- [Provided records]
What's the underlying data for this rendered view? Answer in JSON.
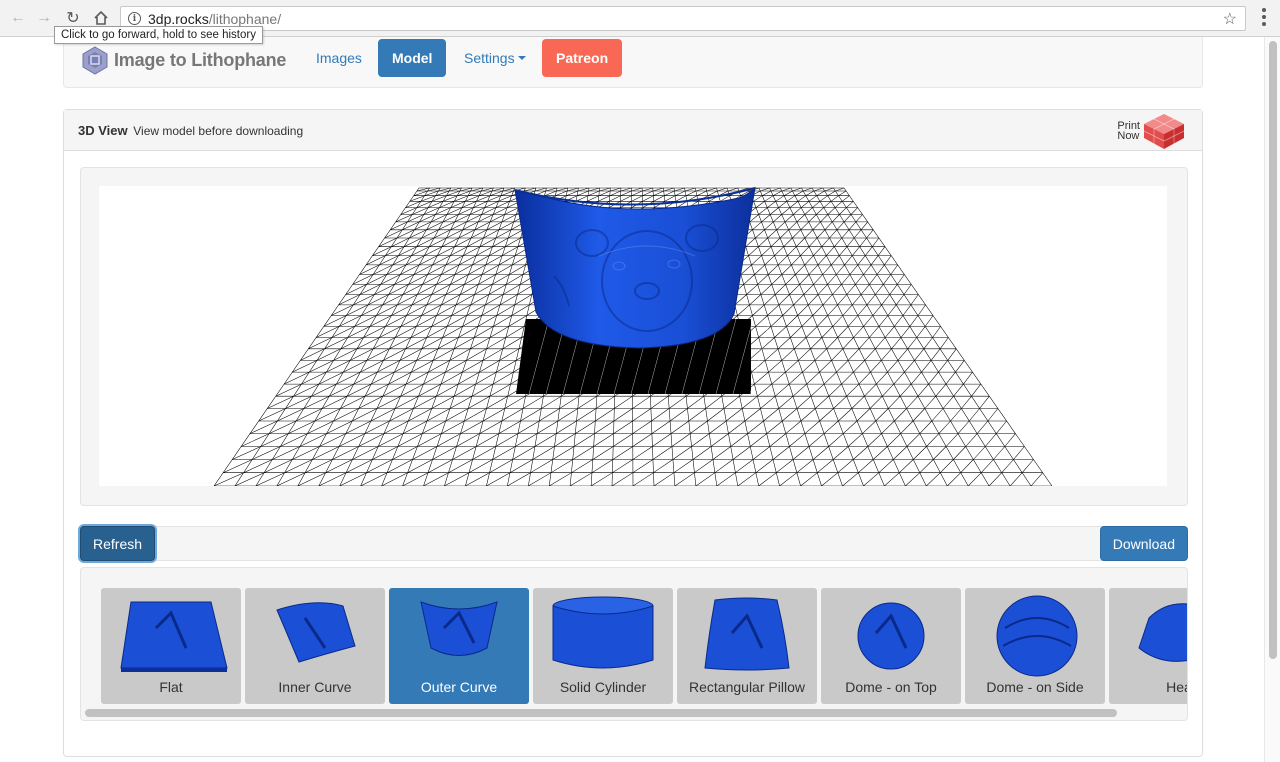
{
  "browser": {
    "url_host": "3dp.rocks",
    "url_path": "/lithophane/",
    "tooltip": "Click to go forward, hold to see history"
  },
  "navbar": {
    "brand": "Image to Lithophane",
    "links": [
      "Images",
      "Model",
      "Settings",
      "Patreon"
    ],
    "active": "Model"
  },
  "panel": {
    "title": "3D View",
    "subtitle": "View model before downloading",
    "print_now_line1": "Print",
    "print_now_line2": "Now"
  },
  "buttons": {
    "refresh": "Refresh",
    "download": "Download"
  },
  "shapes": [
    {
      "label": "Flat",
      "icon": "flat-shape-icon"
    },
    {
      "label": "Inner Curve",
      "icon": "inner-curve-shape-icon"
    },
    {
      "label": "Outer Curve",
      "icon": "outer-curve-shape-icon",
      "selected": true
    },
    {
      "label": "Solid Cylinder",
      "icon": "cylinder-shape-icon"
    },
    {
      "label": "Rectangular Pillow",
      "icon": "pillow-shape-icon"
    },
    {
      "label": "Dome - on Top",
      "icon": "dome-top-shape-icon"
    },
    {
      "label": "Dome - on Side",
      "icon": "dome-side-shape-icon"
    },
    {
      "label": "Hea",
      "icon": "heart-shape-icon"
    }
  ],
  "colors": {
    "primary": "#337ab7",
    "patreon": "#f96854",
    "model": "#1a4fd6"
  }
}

- [Problem statement] Leave the pictures out and print the records above exactly as they stand.

- [Task response]
What's the underlying data for this rendered view? Answer in JSON.
{
  "browser": {
    "url_host": "3dp.rocks",
    "url_path": "/lithophane/",
    "tooltip": "Click to go forward, hold to see history"
  },
  "navbar": {
    "brand": "Image to Lithophane",
    "links": [
      "Images",
      "Model",
      "Settings",
      "Patreon"
    ],
    "active": "Model"
  },
  "panel": {
    "title": "3D View",
    "subtitle": "View model before downloading",
    "print_now_line1": "Print",
    "print_now_line2": "Now"
  },
  "buttons": {
    "refresh": "Refresh",
    "download": "Download"
  },
  "shapes": [
    {
      "label": "Flat",
      "icon": "flat-shape-icon"
    },
    {
      "label": "Inner Curve",
      "icon": "inner-curve-shape-icon"
    },
    {
      "label": "Outer Curve",
      "icon": "outer-curve-shape-icon",
      "selected": true
    },
    {
      "label": "Solid Cylinder",
      "icon": "cylinder-shape-icon"
    },
    {
      "label": "Rectangular Pillow",
      "icon": "pillow-shape-icon"
    },
    {
      "label": "Dome - on Top",
      "icon": "dome-top-shape-icon"
    },
    {
      "label": "Dome - on Side",
      "icon": "dome-side-shape-icon"
    },
    {
      "label": "Hea",
      "icon": "heart-shape-icon"
    }
  ],
  "colors": {
    "primary": "#337ab7",
    "patreon": "#f96854",
    "model": "#1a4fd6"
  }
}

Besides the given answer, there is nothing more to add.